Exercise brief
Retype every entry word for word.

— START Information provided —

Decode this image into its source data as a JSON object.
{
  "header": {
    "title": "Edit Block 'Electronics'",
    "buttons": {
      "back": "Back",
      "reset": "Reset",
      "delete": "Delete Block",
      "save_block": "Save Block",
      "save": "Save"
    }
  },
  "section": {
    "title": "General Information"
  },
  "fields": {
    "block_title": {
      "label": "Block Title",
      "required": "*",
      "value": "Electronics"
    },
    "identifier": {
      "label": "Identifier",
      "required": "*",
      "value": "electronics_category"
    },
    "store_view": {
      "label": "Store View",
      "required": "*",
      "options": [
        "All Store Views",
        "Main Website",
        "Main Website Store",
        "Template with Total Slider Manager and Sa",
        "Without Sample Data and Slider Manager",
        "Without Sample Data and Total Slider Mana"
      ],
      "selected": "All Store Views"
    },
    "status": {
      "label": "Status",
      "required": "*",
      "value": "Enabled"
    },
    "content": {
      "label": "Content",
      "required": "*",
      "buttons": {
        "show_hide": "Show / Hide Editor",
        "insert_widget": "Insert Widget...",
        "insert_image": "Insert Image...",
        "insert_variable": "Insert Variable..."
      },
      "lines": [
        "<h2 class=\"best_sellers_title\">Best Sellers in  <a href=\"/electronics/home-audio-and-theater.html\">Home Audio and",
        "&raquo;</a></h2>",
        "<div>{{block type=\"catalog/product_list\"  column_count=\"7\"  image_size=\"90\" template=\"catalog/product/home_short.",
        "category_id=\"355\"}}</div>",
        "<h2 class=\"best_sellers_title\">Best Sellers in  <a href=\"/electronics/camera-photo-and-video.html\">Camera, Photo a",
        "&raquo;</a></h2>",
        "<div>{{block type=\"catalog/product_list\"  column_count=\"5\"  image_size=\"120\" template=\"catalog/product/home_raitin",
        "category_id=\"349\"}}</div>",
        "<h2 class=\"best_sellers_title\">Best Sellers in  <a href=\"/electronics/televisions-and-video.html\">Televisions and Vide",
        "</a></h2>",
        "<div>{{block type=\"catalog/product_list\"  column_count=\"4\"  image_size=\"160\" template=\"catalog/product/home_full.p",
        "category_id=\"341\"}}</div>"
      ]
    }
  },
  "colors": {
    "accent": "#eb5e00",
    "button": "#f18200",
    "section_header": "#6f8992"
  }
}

— END Information provided —

Task response
Decode this image into its source data as a JSON object.
{
  "header": {
    "title": "Edit Block 'Electronics'",
    "buttons": {
      "back": "Back",
      "reset": "Reset",
      "delete": "Delete Block",
      "save_block": "Save Block",
      "save": "Save"
    }
  },
  "section": {
    "title": "General Information"
  },
  "fields": {
    "block_title": {
      "label": "Block Title",
      "required": "*",
      "value": "Electronics"
    },
    "identifier": {
      "label": "Identifier",
      "required": "*",
      "value": "electronics_category"
    },
    "store_view": {
      "label": "Store View",
      "required": "*",
      "options": [
        "All Store Views",
        "Main Website",
        "Main Website Store",
        "Template with Total Slider Manager and Sa",
        "Without Sample Data and Slider Manager",
        "Without Sample Data and Total Slider Mana"
      ],
      "selected": "All Store Views"
    },
    "status": {
      "label": "Status",
      "required": "*",
      "value": "Enabled"
    },
    "content": {
      "label": "Content",
      "required": "*",
      "buttons": {
        "show_hide": "Show / Hide Editor",
        "insert_widget": "Insert Widget...",
        "insert_image": "Insert Image...",
        "insert_variable": "Insert Variable..."
      },
      "lines": [
        "<h2 class=\"best_sellers_title\">Best Sellers in  <a href=\"/electronics/home-audio-and-theater.html\">Home Audio and",
        "&raquo;</a></h2>",
        "<div>{{block type=\"catalog/product_list\"  column_count=\"7\"  image_size=\"90\" template=\"catalog/product/home_short.",
        "category_id=\"355\"}}</div>",
        "<h2 class=\"best_sellers_title\">Best Sellers in  <a href=\"/electronics/camera-photo-and-video.html\">Camera, Photo a",
        "&raquo;</a></h2>",
        "<div>{{block type=\"catalog/product_list\"  column_count=\"5\"  image_size=\"120\" template=\"catalog/product/home_raitin",
        "category_id=\"349\"}}</div>",
        "<h2 class=\"best_sellers_title\">Best Sellers in  <a href=\"/electronics/televisions-and-video.html\">Televisions and Vide",
        "</a></h2>",
        "<div>{{block type=\"catalog/product_list\"  column_count=\"4\"  image_size=\"160\" template=\"catalog/product/home_full.p",
        "category_id=\"341\"}}</div>"
      ]
    }
  },
  "colors": {
    "accent": "#eb5e00",
    "button": "#f18200",
    "section_header": "#6f8992"
  }
}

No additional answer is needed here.